STATED TASK: From the listing, collect all lines containing the word "персоналу".
○ ○ ○ ○
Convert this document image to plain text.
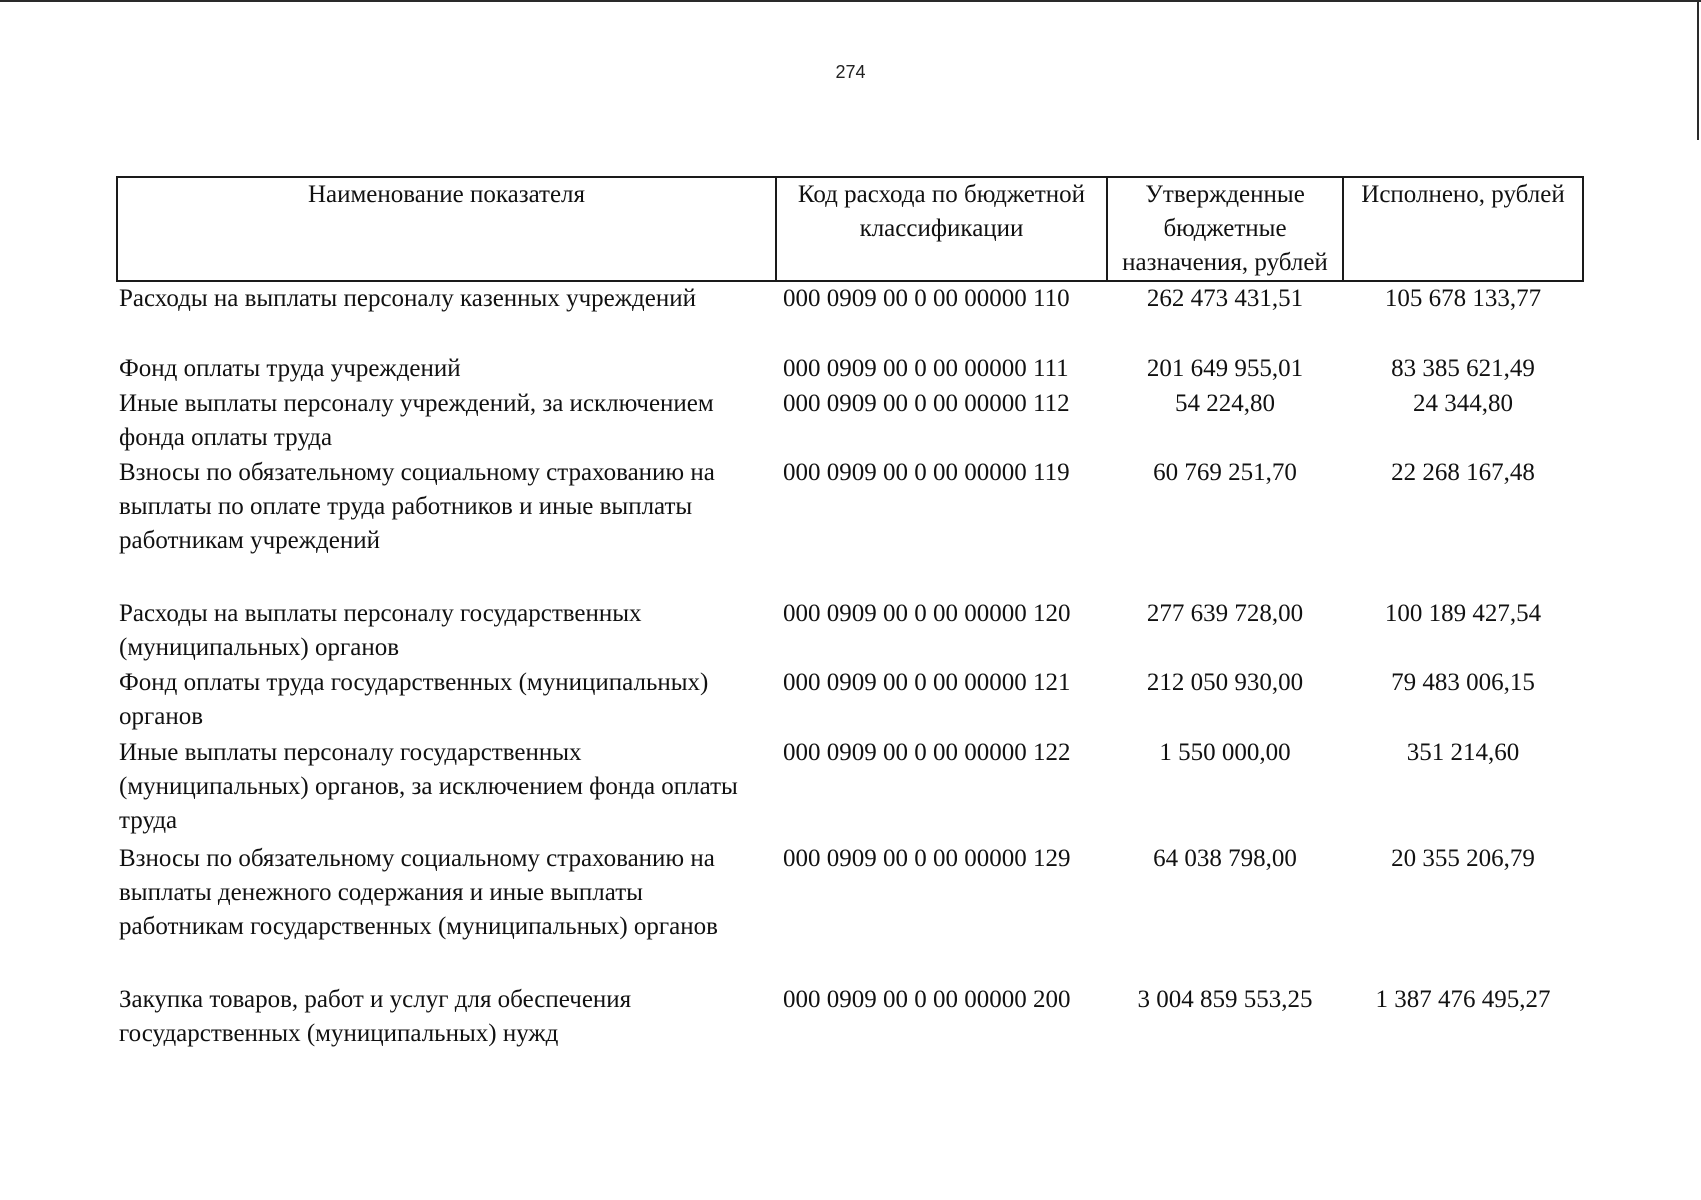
274
Наименование показателя	Код расхода по бюджетной классификации	Утвержденные бюджетные назначения, рублей	Исполнено, рублей
Расходы на выплаты персоналу казенных учреждений	000 0909 00 0 00 00000 110	262 473 431,51	105 678 133,77
Фонд оплаты труда учреждений	000 0909 00 0 00 00000 111	201 649 955,01	83 385 621,49
Иные выплаты персоналу учреждений, за исключением фонда оплаты труда	000 0909 00 0 00 00000 112	54 224,80	24 344,80
Взносы по обязательному социальному страхованию на выплаты по оплате труда работников и иные выплаты работникам учреждений	000 0909 00 0 00 00000 119	60 769 251,70	22 268 167,48
Расходы на выплаты персоналу государственных (муниципальных) органов	000 0909 00 0 00 00000 120	277 639 728,00	100 189 427,54
Фонд оплаты труда государственных (муниципальных) органов	000 0909 00 0 00 00000 121	212 050 930,00	79 483 006,15
Иные выплаты персоналу государственных (муниципальных) органов, за исключением фонда оплаты труда	000 0909 00 0 00 00000 122	1 550 000,00	351 214,60
Взносы по обязательному социальному страхованию на выплаты денежного содержания и иные выплаты работникам государственных (муниципальных) органов	000 0909 00 0 00 00000 129	64 038 798,00	20 355 206,79
Закупка товаров, работ и услуг для обеспечения государственных (муниципальных) нужд	000 0909 00 0 00 00000 200	3 004 859 553,25	1 387 476 495,27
○ ○ ○ ○
OUTPUT:
Расходы на выплаты персоналу казенных учреждений	000 0909 00 0 00 00000 110	262 473 431,51	105 678 133,77
Иные выплаты персоналу учреждений, за исключением фонда оплаты труда	000 0909 00 0 00 00000 112	54 224,80	24 344,80
Расходы на выплаты персоналу государственных (муниципальных) органов	000 0909 00 0 00 00000 120	277 639 728,00	100 189 427,54
Иные выплаты персоналу государственных (муниципальных) органов, за исключением фонда оплаты труда	000 0909 00 0 00 00000 122	1 550 000,00	351 214,60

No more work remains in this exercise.